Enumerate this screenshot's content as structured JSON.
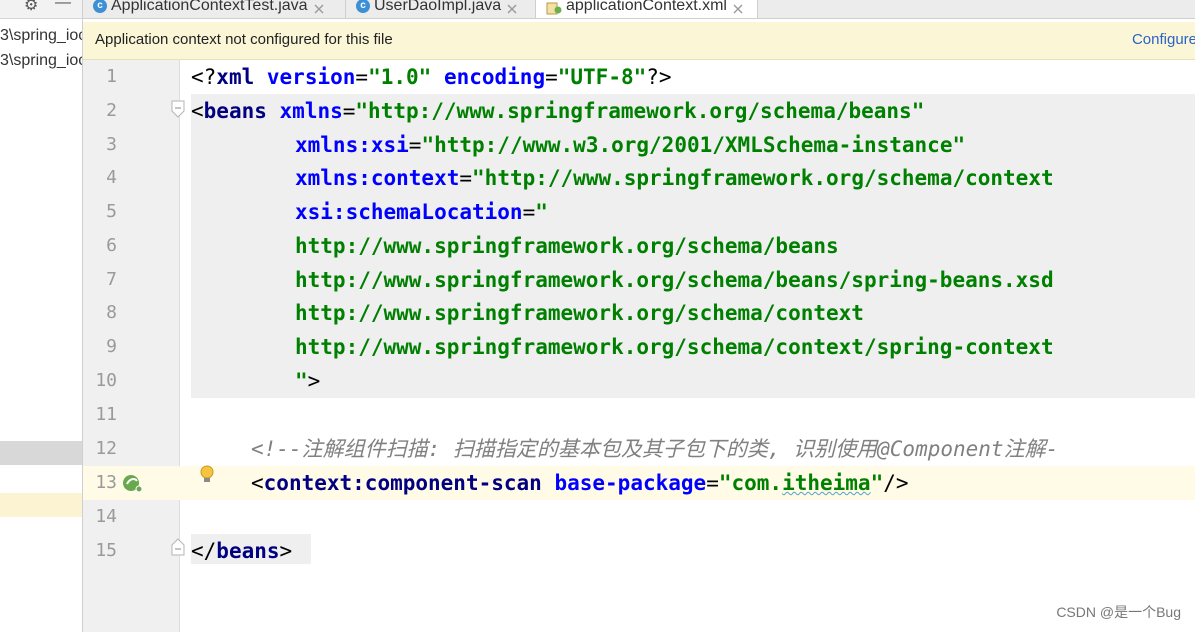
{
  "left_pane": {
    "tree_items": [
      "3\\spring_ioc",
      "3\\spring_ioc"
    ]
  },
  "tabs": [
    {
      "label": "ApplicationContextTest.java",
      "icon": "java-class-icon",
      "active": false
    },
    {
      "label": "UserDaoImpl.java",
      "icon": "java-class-icon",
      "active": false
    },
    {
      "label": "applicationContext.xml",
      "icon": "xml-file-icon",
      "active": true
    }
  ],
  "notice": {
    "text": "Application context not configured for this file",
    "link": "Configure"
  },
  "editor": {
    "line_numbers": [
      "1",
      "2",
      "3",
      "4",
      "5",
      "6",
      "7",
      "8",
      "9",
      "10",
      "11",
      "12",
      "13",
      "14",
      "15"
    ],
    "lines": {
      "l1": {
        "lt": "<?",
        "name": "xml",
        "a1": "version",
        "eq1": "=",
        "v1": "\"1.0\"",
        "a2": "encoding",
        "eq2": "=",
        "v2": "\"UTF-8\"",
        "end": "?>"
      },
      "l2": {
        "lt": "<",
        "tag": "beans",
        "attr": "xmlns",
        "eq": "=",
        "val": "\"http://www.springframework.org/schema/beans\""
      },
      "l3": {
        "attr": "xmlns:xsi",
        "eq": "=",
        "val": "\"http://www.w3.org/2001/XMLSchema-instance\""
      },
      "l4": {
        "attr": "xmlns:context",
        "eq": "=",
        "val": "\"http://www.springframework.org/schema/context"
      },
      "l5": {
        "attr": "xsi:schemaLocation",
        "eq": "=",
        "val": "\""
      },
      "l6": {
        "val": "http://www.springframework.org/schema/beans"
      },
      "l7": {
        "val": "http://www.springframework.org/schema/beans/spring-beans.xsd"
      },
      "l8": {
        "val": "http://www.springframework.org/schema/context"
      },
      "l9": {
        "val": "http://www.springframework.org/schema/context/spring-context"
      },
      "l10": {
        "val": "\"",
        "end": ">"
      },
      "l12": {
        "comment": "<!--注解组件扫描: 扫描指定的基本包及其子包下的类, 识别使用@Component注解-"
      },
      "l13": {
        "lt": "<",
        "tag": "context:component-scan",
        "attr": "base-package",
        "eq": "=",
        "q1": "\"",
        "v1": "com.",
        "v2": "itheima",
        "q2": "\"",
        "end": "/>"
      },
      "l15": {
        "lt": "</",
        "tag": "beans",
        "end": ">"
      }
    }
  },
  "watermark": "CSDN @是一个Bug",
  "colors": {
    "tag": "#000080",
    "attribute": "#0000ff",
    "value": "#008000",
    "comment": "#808080",
    "notice_bg": "#fbf6d6",
    "current_line": "#fffbe6",
    "link": "#2b62c9"
  }
}
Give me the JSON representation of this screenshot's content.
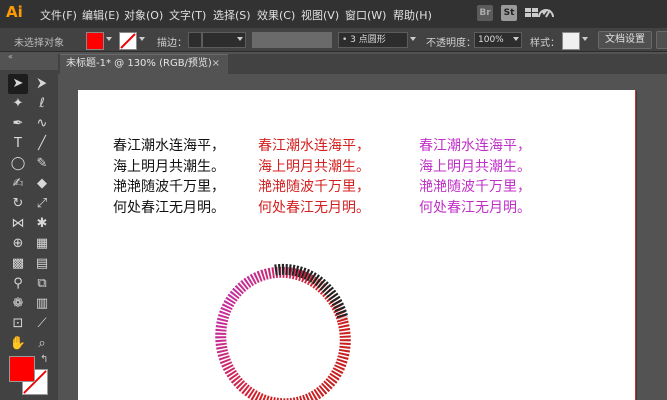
{
  "app": {
    "logo": "Ai"
  },
  "menu": [
    "文件(F)",
    "编辑(E)",
    "对象(O)",
    "文字(T)",
    "选择(S)",
    "效果(C)",
    "视图(V)",
    "窗口(W)",
    "帮助(H)"
  ],
  "menubar_icons": {
    "bridge": "Br",
    "stock": "St"
  },
  "control": {
    "selection": "未选择对象",
    "fill_color": "#ff0000",
    "stroke_label": "描边：",
    "brush": "3 点圆形",
    "opacity_label": "不透明度：",
    "opacity_value": "100%",
    "style_label": "样式：",
    "doc_setup": "文档设置"
  },
  "document": {
    "tab": "未标题-1* @ 130% (RGB/预览)"
  },
  "poem": {
    "lines": [
      "春江潮水连海平，",
      "海上明月共潮生。",
      "滟滟随波千万里，",
      "何处春江无月明。"
    ],
    "colors": [
      "#111111",
      "#d42020",
      "#c030c8"
    ]
  },
  "tools": [
    "selection-icon",
    "direct-selection-icon",
    "magic-wand-icon",
    "lasso-icon",
    "pen-icon",
    "curvature-icon",
    "type-icon",
    "line-icon",
    "rectangle-icon",
    "paintbrush-icon",
    "shaper-icon",
    "eraser-icon",
    "rotate-icon",
    "scale-icon",
    "width-icon",
    "puppet-warp-icon",
    "shape-builder-icon",
    "perspective-icon",
    "mesh-icon",
    "gradient-icon",
    "eyedropper-icon",
    "blend-icon",
    "symbol-sprayer-icon",
    "column-graph-icon",
    "artboard-icon",
    "slice-icon",
    "hand-icon",
    "zoom-icon"
  ],
  "fill_stroke": {
    "fill": "#ff0000",
    "stroke": "#ffffff"
  }
}
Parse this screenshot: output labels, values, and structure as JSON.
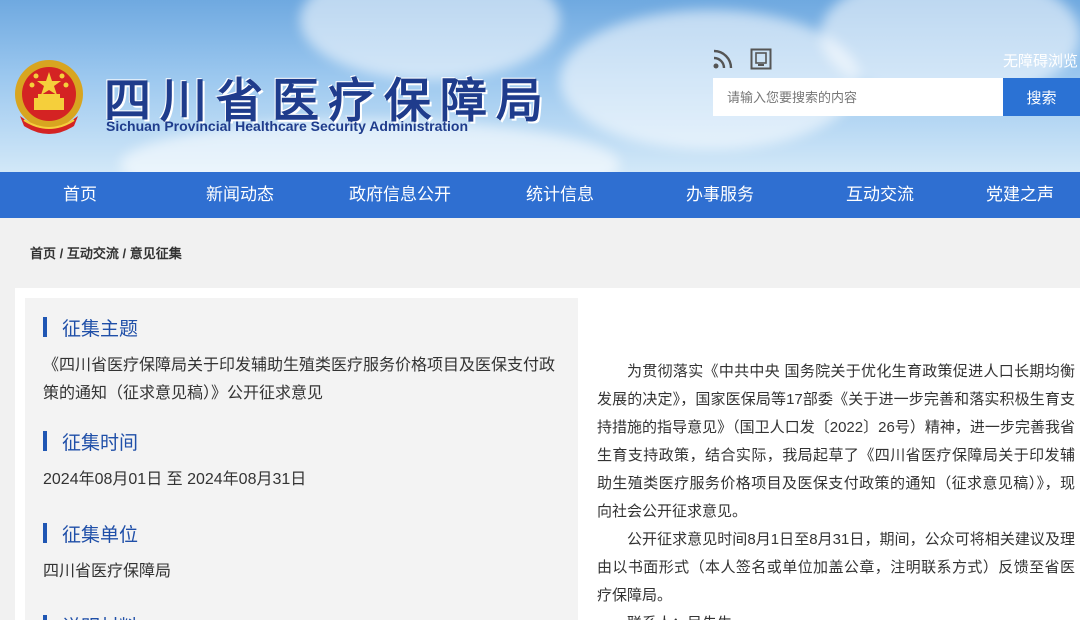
{
  "header": {
    "title_cn": "四川省医疗保障局",
    "title_en": "Sichuan Provincial Healthcare Security Administration",
    "accessibility_label": "无障碍浏览",
    "search_placeholder": "请输入您要搜索的内容",
    "search_button": "搜索",
    "brand_color": "#2f6fd1"
  },
  "nav": {
    "items": [
      "首页",
      "新闻动态",
      "政府信息公开",
      "统计信息",
      "办事服务",
      "互动交流",
      "党建之声"
    ]
  },
  "breadcrumb": {
    "home": "首页",
    "sep1": " / ",
    "section": "互动交流",
    "sep2": " / ",
    "current": "意见征集"
  },
  "left": {
    "topic_title": "征集主题",
    "topic_body": "《四川省医疗保障局关于印发辅助生殖类医疗服务价格项目及医保支付政策的通知（征求意见稿）》公开征求意见",
    "time_title": "征集时间",
    "time_body": "2024年08月01日 至 2024年08月31日",
    "unit_title": "征集单位",
    "unit_body": "四川省医疗保障局",
    "desc_title": "说明材料"
  },
  "right": {
    "para1": "为贯彻落实《中共中央 国务院关于优化生育政策促进人口长期均衡发展的决定》，国家医保局等17部委《关于进一步完善和落实积极生育支持措施的指导意见》（国卫人口发〔2022〕26号）精神，进一步完善我省生育支持政策，结合实际，我局起草了《四川省医疗保障局关于印发辅助生殖类医疗服务价格项目及医保支付政策的通知（征求意见稿）》，现向社会公开征求意见。",
    "para2": "公开征求意见时间8月1日至8月31日，期间，公众可将相关建议及理由以书面形式（本人签名或单位加盖公章，注明联系方式）反馈至省医疗保障局。",
    "para3": "联系人：吴先生"
  }
}
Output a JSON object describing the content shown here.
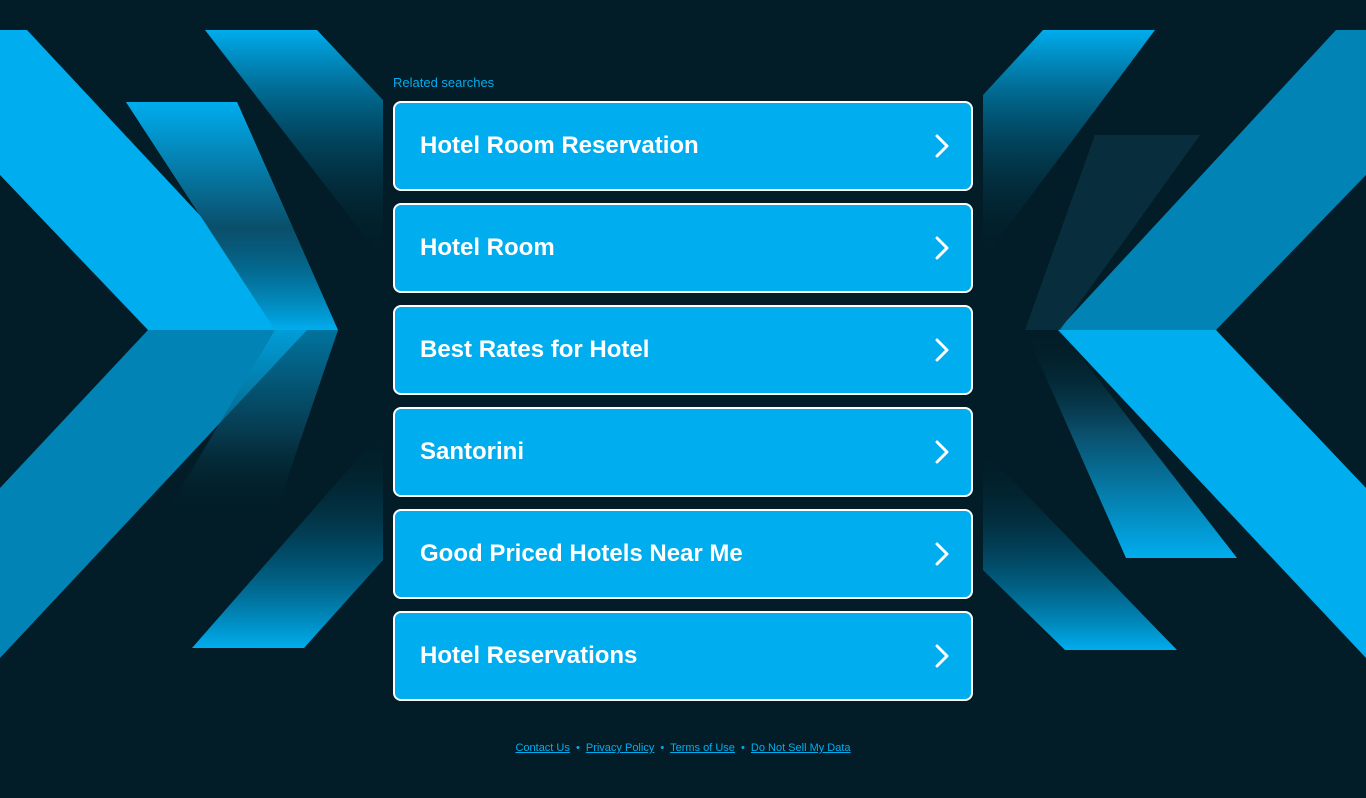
{
  "related_searches": {
    "title": "Related searches",
    "items": [
      {
        "label": "Hotel Room Reservation"
      },
      {
        "label": "Hotel Room"
      },
      {
        "label": "Best Rates for Hotel"
      },
      {
        "label": "Santorini"
      },
      {
        "label": "Good Priced Hotels Near Me"
      },
      {
        "label": "Hotel Reservations"
      }
    ],
    "item_icon": "chevron-right-icon"
  },
  "footer": {
    "links": [
      {
        "label": "Contact Us"
      },
      {
        "label": "Privacy Policy"
      },
      {
        "label": "Terms of Use"
      },
      {
        "label": "Do Not Sell My Data"
      }
    ],
    "separator": "•"
  },
  "colors": {
    "background": "#021d27",
    "accent": "#00adee",
    "accent_dark": "#0184b5",
    "text_on_accent": "#ffffff"
  }
}
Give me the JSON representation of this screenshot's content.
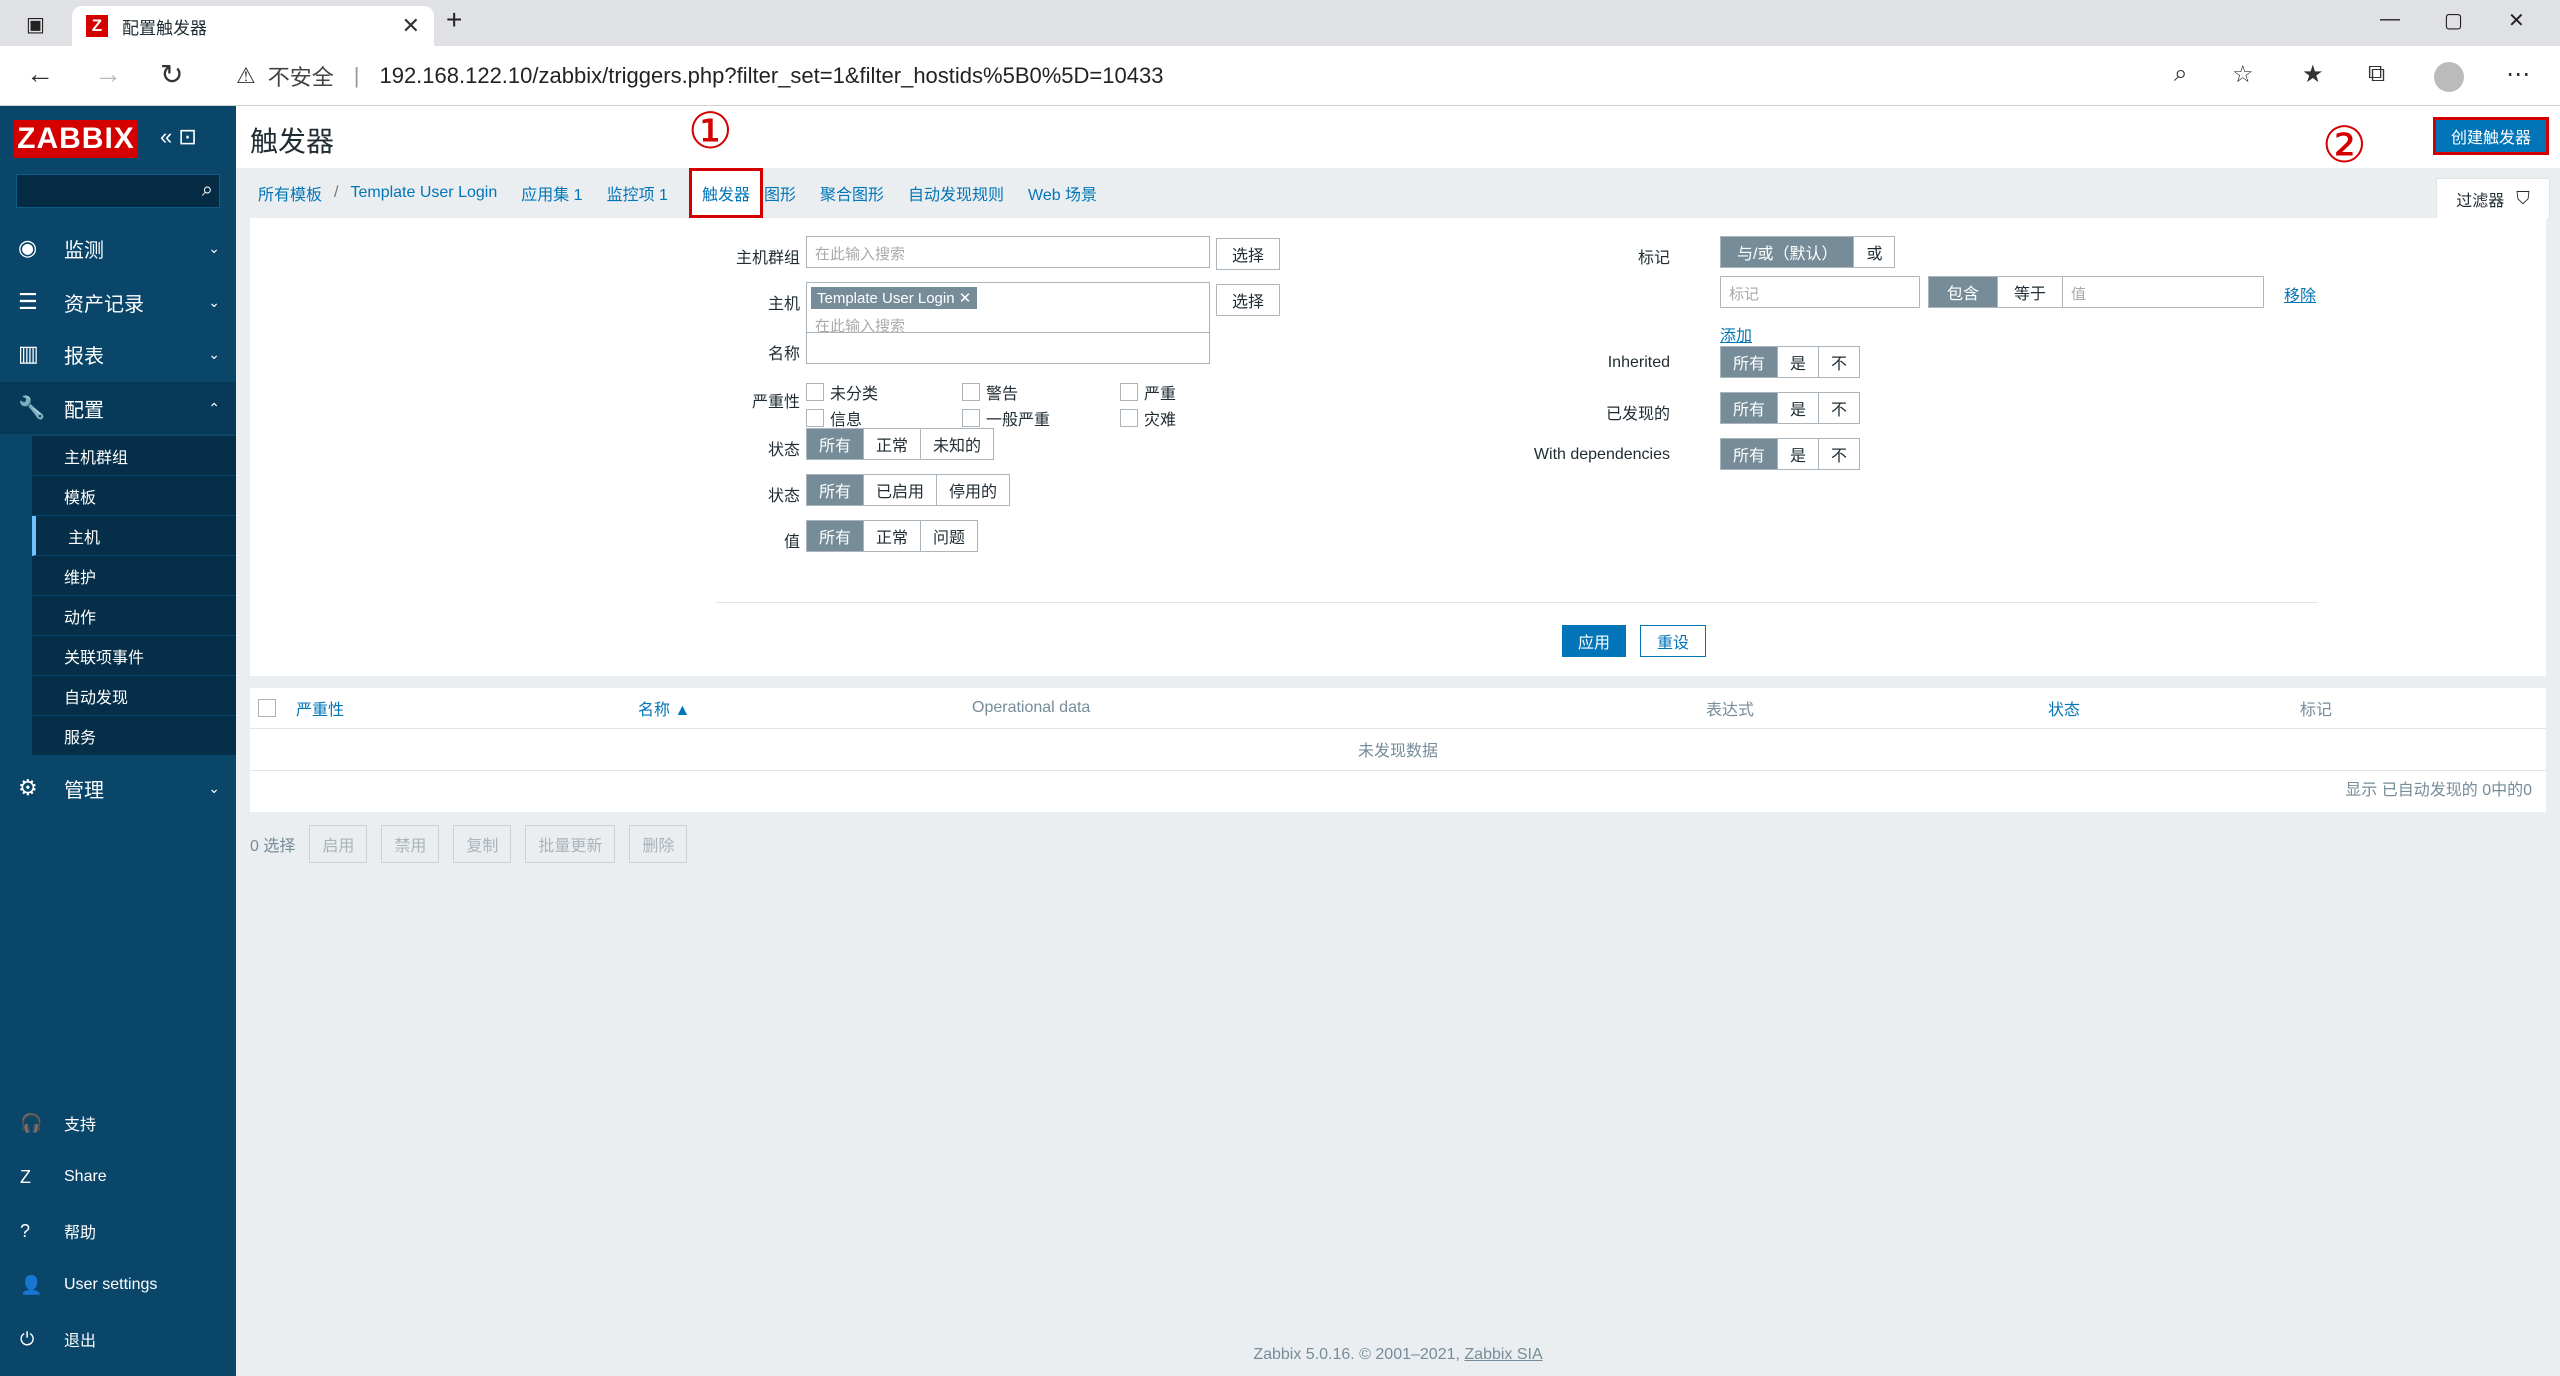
{
  "browser": {
    "tab_title": "配置触发器",
    "tab_favicon": "Z",
    "security": "不安全",
    "url": "192.168.122.10/zabbix/triggers.php?filter_set=1&filter_hostids%5B0%5D=10433"
  },
  "sidebar": {
    "logo": "ZABBIX",
    "menu": [
      {
        "label": "监测",
        "icon": "eye-icon"
      },
      {
        "label": "资产记录",
        "icon": "list-icon"
      },
      {
        "label": "报表",
        "icon": "chart-icon"
      },
      {
        "label": "配置",
        "icon": "wrench-icon"
      },
      {
        "label": "管理",
        "icon": "gear-icon"
      }
    ],
    "submenu": [
      "主机群组",
      "模板",
      "主机",
      "维护",
      "动作",
      "关联项事件",
      "自动发现",
      "服务"
    ],
    "footer": [
      {
        "label": "支持",
        "icon": "headset-icon"
      },
      {
        "label": "Share",
        "icon": "share-icon"
      },
      {
        "label": "帮助",
        "icon": "help-icon"
      },
      {
        "label": "User settings",
        "icon": "user-icon"
      },
      {
        "label": "退出",
        "icon": "power-icon"
      }
    ]
  },
  "header": {
    "title": "触发器",
    "create_button": "创建触发器",
    "marker1": "①",
    "marker2": "②"
  },
  "breadcrumbs": {
    "all_templates": "所有模板",
    "template": "Template User Login",
    "apps": "应用集 1",
    "items": "监控项 1",
    "triggers": "触发器",
    "graphs": "图形",
    "screens": "聚合图形",
    "discovery": "自动发现规则",
    "web": "Web 场景"
  },
  "filter": {
    "tab_label": "过滤器",
    "hostgroup_label": "主机群组",
    "hostgroup_placeholder": "在此输入搜索",
    "host_label": "主机",
    "host_tag": "Template User Login",
    "host_placeholder": "在此输入搜索",
    "select_label": "选择",
    "name_label": "名称",
    "severity_label": "严重性",
    "severities": [
      "未分类",
      "警告",
      "严重",
      "信息",
      "一般严重",
      "灾难"
    ],
    "state_label": "状态",
    "state_options": [
      "所有",
      "正常",
      "未知的"
    ],
    "status_label": "状态",
    "status_options": [
      "所有",
      "已启用",
      "停用的"
    ],
    "value_label": "值",
    "value_options": [
      "所有",
      "正常",
      "问题"
    ],
    "tags_label": "标记",
    "tags_options": [
      "与/或（默认）",
      "或"
    ],
    "tag_placeholder": "标记",
    "tag_ops": [
      "包含",
      "等于"
    ],
    "tag_value_placeholder": "值",
    "remove": "移除",
    "add": "添加",
    "inherited_label": "Inherited",
    "discovered_label": "已发现的",
    "deps_label": "With dependencies",
    "yn_options": [
      "所有",
      "是",
      "不"
    ],
    "apply": "应用",
    "reset": "重设"
  },
  "table": {
    "columns": [
      "严重性",
      "名称 ▲",
      "Operational data",
      "表达式",
      "状态",
      "标记"
    ],
    "no_data": "未发现数据",
    "count": "显示 已自动发现的 0中的0"
  },
  "actions": {
    "selected": "0 选择",
    "buttons": [
      "启用",
      "禁用",
      "复制",
      "批量更新",
      "删除"
    ]
  },
  "footer": {
    "text": "Zabbix 5.0.16. © 2001–2021, ",
    "link": "Zabbix SIA"
  }
}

## GOAL OF THE EXERCISE
Pick out the lines above containing the word "征求意见稿", then copy them.

## EXERCISE RESPONSE
    "topic_body": "《四川省医疗保障局关于印发辅助生殖类医疗服务价格项目及医保支付政策的通知（征求意见稿）》公开征求意见",
    "para1": "为贯彻落实《中共中央 国务院关于优化生育政策促进人口长期均衡发展的决定》，国家医保局等17部委《关于进一步完善和落实积极生育支持措施的指导意见》（国卫人口发〔2022〕26号）精神，进一步完善我省生育支持政策，结合实际，我局起草了《四川省医疗保障局关于印发辅助生殖类医疗服务价格项目及医保支付政策的通知（征求意见稿）》，现向社会公开征求意见。",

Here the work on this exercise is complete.